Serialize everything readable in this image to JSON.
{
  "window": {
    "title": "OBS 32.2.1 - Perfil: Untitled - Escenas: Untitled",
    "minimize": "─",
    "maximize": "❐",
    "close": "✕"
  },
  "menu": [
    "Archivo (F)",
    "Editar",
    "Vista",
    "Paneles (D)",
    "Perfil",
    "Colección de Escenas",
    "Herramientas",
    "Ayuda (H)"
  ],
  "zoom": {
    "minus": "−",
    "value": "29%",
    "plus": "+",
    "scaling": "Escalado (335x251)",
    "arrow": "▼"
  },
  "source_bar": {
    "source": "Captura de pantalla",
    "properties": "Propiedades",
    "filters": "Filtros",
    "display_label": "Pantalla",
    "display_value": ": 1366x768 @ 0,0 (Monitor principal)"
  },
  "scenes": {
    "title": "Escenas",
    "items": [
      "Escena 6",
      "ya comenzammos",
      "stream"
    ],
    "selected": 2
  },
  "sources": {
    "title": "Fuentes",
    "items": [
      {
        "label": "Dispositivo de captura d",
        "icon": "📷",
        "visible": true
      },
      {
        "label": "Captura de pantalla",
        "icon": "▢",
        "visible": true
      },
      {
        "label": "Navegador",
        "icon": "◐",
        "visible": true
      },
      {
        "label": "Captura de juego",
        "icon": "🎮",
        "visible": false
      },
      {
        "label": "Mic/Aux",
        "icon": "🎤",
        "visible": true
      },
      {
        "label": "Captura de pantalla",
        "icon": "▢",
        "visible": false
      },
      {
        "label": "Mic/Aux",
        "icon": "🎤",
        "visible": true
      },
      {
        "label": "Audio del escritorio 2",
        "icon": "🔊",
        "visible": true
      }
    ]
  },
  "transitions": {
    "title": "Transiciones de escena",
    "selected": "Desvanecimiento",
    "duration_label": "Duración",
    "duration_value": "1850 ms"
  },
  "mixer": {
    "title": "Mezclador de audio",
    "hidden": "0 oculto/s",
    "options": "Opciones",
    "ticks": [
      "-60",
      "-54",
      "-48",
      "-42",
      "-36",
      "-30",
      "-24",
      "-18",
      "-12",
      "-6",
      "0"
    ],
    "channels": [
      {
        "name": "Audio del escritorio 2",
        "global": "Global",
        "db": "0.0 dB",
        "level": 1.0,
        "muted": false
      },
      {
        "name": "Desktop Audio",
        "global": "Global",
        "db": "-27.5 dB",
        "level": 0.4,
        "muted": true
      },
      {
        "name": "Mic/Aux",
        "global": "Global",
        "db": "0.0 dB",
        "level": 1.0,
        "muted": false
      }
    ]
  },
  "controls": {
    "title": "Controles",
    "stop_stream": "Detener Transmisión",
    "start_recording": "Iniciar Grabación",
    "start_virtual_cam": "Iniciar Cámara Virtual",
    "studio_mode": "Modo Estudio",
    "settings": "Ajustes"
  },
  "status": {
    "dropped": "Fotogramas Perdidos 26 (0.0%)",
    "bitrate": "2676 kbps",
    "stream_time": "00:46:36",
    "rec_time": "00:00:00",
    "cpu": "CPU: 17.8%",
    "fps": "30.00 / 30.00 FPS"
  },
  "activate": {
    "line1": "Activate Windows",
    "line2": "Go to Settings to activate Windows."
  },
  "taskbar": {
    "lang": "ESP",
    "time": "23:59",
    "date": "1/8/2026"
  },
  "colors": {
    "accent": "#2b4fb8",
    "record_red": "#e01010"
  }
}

> _TASK OBJECTIVE_
Copy out each line of the records where the string "selected" appears.

> _SOLUTION FOR THIS TASK_
    "selected": 2
    "selected": "Desvanecimiento",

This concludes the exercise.